+++ SUPPLIED PASSAGE +++

The Burmese Fairy Tale
- From: Mg Myanmar <mgmyanmar@xxxxxxxxxxx>
- Date: Mon, 13 Aug 2007 14:35:51 -0700
The Burmese Fairy Tale
By Ma Thanegi
FAR EASTERN ECONOMIC REVIEW FEBRUARY 19, 1998 THE 5TH COLUMN
(The writer is a pro-democracy activist and former political prisoner.
She lives in Rangoon.)
Like many Burmese, l am tired of living in a fairy tale. For years,
outsiders portrayed the troubles of my country as a morality play:
good against evil, with no shade of gray in between-a simplistic
picture, but one the world believes. The response of the West has been
equally simplistic: It wages a moral crusade against evil, using such
"magic wands" as sanctions and boycotts.
But for us, Burma is no fairy-tale land with a simple solution to its
problems. We were isolated for 26 years under socialism and we
continue to lack a modern economy. We are tired of wasting time. If we
are to move forward, to modernize, then we need everyone to face
facts.
That may sound like pro-government propaganda, but I haven't changed
since I joined the democracy movement in August 1988. I have lived
most of my life under the 1962-88 socialist regime-another fairy tale,
this one of isolation. In 1988 we knew it was time to join the world.
Thousands of us took to the streets and I joined the National League
for Democracy and worked as an aide to Aung San Suu Kyi.
I worked closely with Ma Suu, as we all called her, for nearly a year.
I campaigned with her until July 20, 1989, when she was put under
house arrest and I was sent to Insein Prison in Rangoon, where I spent
nearly three years.
I have no regrets about going to jail and blame no one for it. It was
a price we knew we might have to pay. But my fellow former political
prisoners and I are beginning to wonder if our sacrifices have been
worthwhile. Almost a decade after it all began, we are concerned that
the work we started has been squandered and the momentum wasted.
In my time with Ma Suu, I came to love her deeply. l still do. We had
hoped that when she was released from house arrest in 1995 that the
country would move forward again. So much was needed-proper housing
and food and adequate health care, to begin with. That was what the
democracy movement was really about-helping people.
Ma Suu could have changed our lives dramatically. With her influence
and prestige, she could have asked major aid donors such as the United
States and Japan for help. She could have encouraged responsible
companies to invest here, creating jobs and helping build a stable
economy. She could have struck up a constructive dialogue with the
government and laid the groundwork for a sustainable democracy.
Instead, she chose the opposite, putting pressure on the government by
telling foreign investors to stay away and asking foreign governments
to withhold aid. Many of us cautioned her that this was
counterproductive. Why couldn't economic development and political
improvement grow side by side? People need jobs to put food on the
table, which may not sound grand and noble, but it is a basic truth we
face every day.
Ma Suu's approach has been highly moral and uncompromising, catching
the imagination of the outside world. Unfortunately, it has come at a
real price for the rest of us. Sanctions have increased tensions with
the government and cost jobs. But they haven't accomplished anything
positive.

+++ PROVIDED ENTRIES +++

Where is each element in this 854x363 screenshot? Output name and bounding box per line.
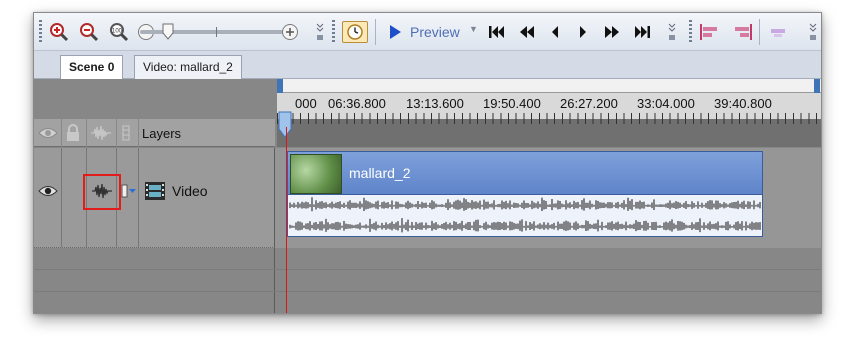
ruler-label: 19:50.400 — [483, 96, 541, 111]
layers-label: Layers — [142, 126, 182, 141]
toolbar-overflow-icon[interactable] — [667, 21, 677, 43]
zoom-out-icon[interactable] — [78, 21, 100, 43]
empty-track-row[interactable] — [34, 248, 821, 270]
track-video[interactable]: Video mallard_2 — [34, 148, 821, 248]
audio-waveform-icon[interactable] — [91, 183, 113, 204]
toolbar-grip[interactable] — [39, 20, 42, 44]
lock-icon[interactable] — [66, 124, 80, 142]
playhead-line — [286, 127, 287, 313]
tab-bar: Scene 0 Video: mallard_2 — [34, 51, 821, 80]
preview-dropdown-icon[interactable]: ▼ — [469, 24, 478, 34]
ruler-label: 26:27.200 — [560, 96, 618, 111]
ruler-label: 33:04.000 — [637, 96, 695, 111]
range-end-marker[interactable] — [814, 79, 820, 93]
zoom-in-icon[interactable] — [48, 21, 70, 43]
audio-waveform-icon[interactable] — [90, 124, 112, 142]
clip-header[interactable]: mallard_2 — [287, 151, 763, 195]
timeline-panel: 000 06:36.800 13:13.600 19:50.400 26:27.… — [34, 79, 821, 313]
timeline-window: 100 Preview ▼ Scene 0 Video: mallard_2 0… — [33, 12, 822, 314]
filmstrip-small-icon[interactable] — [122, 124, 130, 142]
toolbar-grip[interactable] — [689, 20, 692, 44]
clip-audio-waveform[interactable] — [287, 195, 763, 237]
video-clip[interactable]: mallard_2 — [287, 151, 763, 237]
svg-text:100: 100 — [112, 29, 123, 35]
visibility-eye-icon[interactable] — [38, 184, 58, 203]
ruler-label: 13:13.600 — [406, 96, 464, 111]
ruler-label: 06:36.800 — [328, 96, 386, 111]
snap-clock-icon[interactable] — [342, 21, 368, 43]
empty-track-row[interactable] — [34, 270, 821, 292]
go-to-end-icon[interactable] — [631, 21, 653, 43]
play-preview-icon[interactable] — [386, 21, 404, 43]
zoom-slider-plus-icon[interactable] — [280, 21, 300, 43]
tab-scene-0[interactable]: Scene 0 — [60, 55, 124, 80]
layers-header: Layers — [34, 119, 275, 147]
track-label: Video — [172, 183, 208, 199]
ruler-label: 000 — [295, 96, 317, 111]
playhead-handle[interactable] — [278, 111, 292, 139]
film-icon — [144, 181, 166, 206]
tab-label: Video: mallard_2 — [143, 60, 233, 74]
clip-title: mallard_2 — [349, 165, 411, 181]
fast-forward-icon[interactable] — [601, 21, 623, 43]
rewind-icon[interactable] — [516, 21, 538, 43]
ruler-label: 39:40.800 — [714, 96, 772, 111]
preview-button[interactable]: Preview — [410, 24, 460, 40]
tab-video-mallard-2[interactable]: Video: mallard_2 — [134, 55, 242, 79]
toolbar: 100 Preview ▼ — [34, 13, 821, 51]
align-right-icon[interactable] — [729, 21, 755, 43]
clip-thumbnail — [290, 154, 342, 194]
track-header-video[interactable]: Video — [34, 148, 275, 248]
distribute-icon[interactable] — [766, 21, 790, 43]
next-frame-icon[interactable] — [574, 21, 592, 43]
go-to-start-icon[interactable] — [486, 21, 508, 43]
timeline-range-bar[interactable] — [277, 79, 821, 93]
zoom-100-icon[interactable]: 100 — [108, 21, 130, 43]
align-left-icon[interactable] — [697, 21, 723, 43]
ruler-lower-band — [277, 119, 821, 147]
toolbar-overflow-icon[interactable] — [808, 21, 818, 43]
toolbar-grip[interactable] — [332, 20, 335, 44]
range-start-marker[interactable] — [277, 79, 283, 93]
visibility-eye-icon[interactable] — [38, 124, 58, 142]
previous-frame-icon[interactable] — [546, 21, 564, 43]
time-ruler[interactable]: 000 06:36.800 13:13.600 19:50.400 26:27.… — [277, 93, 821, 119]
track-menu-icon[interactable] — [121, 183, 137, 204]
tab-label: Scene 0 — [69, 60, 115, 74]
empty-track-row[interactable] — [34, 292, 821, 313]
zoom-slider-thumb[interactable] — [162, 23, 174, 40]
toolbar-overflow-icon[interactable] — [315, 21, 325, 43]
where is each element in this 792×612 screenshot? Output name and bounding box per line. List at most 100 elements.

+++
+++ PROVIDED ENTRIES +++

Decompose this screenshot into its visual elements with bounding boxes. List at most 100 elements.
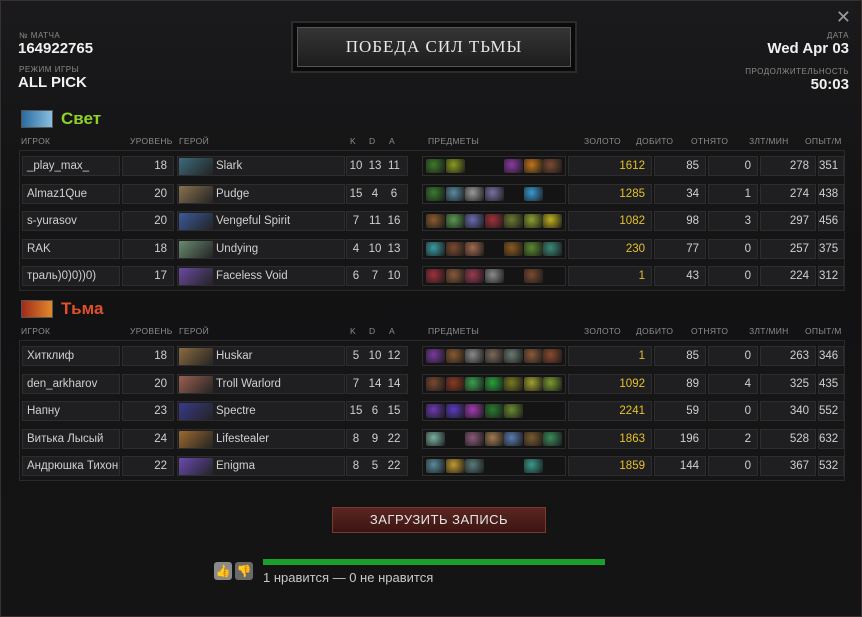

+++

REQUIREMENTS ▸
1: Translate this sentence from the essay above into Spanish: "We are tired of wasting time."
2: Please set out everything in the records above from the line containing "Where is each element in this 854x363" down to the line containing "track-video[interactable]: Video mallard_2" as a numbered list, leaving out blank lines and pictures.

THE RESPONSES ▸
1: Estamos cansados de perder el tiempo.

2:
1. Where is each element in this 854x363 screenshot? Output name and bounding box per line.
2. ruler-label: 19:50.400 — [483, 96, 541, 111]
3. layers-label: Layers — [142, 126, 182, 141]
4. toolbar-overflow-icon[interactable] — [667, 21, 677, 43]
5. zoom-out-icon[interactable] — [78, 21, 100, 43]
6. empty-track-row[interactable] — [34, 248, 821, 270]
7. track-video[interactable]: Video mallard_2 — [34, 148, 821, 248]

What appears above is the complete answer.